--- START Material for this task ---

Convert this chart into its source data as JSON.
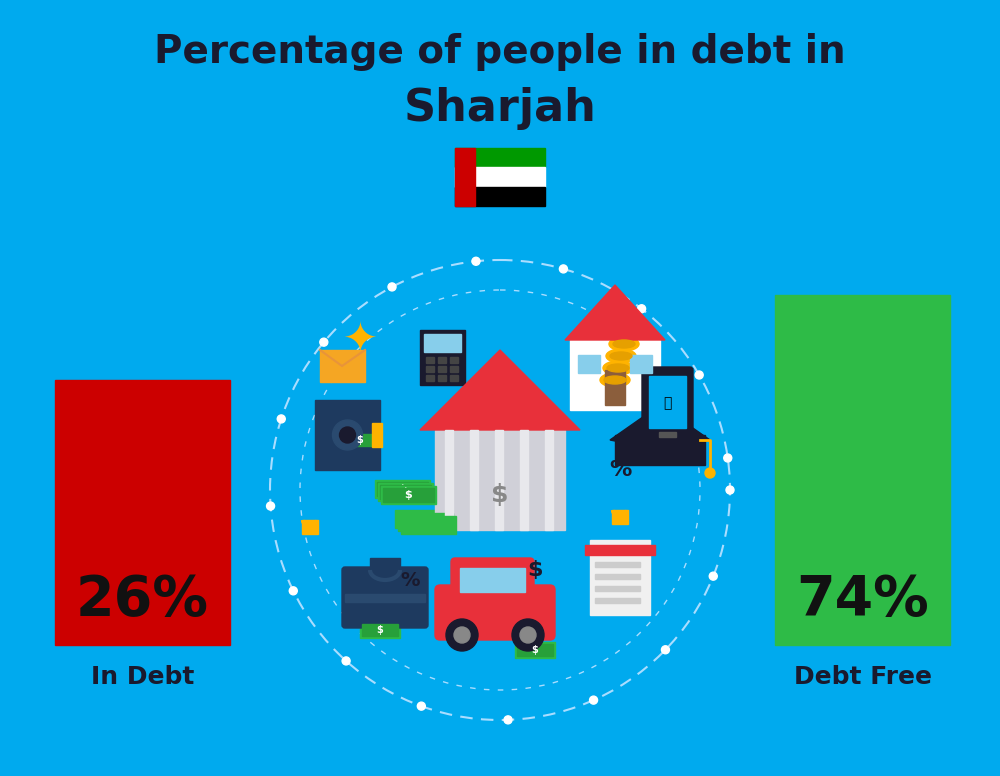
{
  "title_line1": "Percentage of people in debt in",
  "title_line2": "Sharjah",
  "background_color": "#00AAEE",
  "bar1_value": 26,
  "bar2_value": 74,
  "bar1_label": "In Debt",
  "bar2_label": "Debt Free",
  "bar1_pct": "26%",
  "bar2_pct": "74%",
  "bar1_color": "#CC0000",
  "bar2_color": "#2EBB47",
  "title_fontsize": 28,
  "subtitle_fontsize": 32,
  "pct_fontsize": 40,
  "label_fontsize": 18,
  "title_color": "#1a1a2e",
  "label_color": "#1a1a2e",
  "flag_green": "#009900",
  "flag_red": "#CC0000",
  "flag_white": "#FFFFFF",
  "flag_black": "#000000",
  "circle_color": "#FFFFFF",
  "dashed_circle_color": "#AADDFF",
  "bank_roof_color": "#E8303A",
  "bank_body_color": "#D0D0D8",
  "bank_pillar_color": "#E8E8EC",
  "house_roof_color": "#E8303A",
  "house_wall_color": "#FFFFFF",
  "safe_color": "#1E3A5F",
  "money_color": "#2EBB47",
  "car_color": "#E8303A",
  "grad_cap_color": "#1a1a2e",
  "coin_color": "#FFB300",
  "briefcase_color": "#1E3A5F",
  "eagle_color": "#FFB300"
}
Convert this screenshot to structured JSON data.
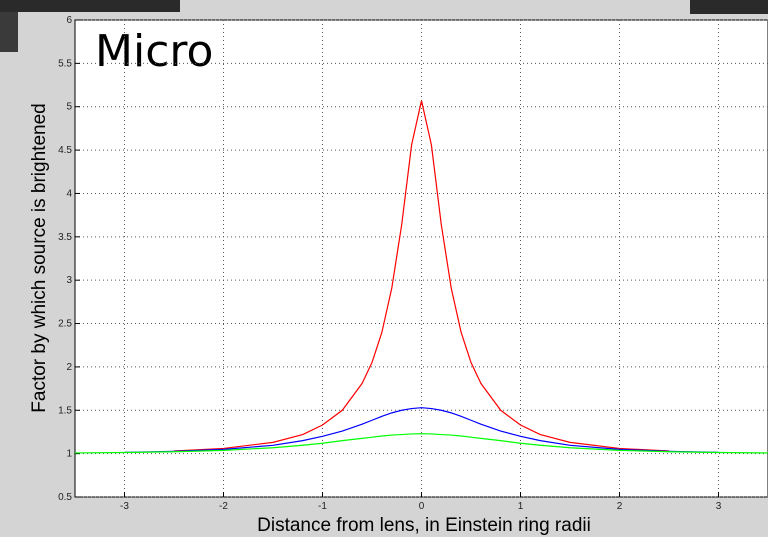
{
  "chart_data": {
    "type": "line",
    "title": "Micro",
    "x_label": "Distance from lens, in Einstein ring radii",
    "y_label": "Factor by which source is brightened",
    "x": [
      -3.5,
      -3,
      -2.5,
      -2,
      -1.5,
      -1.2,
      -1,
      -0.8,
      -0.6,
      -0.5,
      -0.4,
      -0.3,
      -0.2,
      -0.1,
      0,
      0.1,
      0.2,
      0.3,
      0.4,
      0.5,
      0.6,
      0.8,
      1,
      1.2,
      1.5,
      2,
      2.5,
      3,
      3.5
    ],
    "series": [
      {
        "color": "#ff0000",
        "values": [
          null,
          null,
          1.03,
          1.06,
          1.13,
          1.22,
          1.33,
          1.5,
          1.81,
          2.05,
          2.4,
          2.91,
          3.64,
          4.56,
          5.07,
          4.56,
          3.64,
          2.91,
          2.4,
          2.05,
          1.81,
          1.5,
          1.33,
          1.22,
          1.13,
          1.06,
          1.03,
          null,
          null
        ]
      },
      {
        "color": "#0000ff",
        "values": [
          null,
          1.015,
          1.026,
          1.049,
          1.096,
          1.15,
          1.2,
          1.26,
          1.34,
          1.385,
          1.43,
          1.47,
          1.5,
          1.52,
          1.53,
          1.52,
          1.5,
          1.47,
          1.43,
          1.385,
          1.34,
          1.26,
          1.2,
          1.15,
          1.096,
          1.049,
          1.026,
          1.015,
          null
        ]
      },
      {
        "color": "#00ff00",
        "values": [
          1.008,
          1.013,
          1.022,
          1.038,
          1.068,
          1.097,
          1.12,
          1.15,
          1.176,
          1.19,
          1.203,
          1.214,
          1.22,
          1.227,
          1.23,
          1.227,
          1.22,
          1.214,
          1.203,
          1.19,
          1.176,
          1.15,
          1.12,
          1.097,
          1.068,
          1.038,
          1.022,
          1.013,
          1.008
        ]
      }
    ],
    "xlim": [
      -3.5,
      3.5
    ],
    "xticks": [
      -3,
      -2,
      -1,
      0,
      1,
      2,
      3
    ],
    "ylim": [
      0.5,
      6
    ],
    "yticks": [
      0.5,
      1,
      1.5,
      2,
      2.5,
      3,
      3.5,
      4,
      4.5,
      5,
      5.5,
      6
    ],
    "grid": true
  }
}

--- END Material for this task ---

## Work to complete:
Read through the entries and copy each line in which "Convert" appears.

## Result:
Convert this chart into its source data as JSON.
Convert this screenshot to structured JSON data.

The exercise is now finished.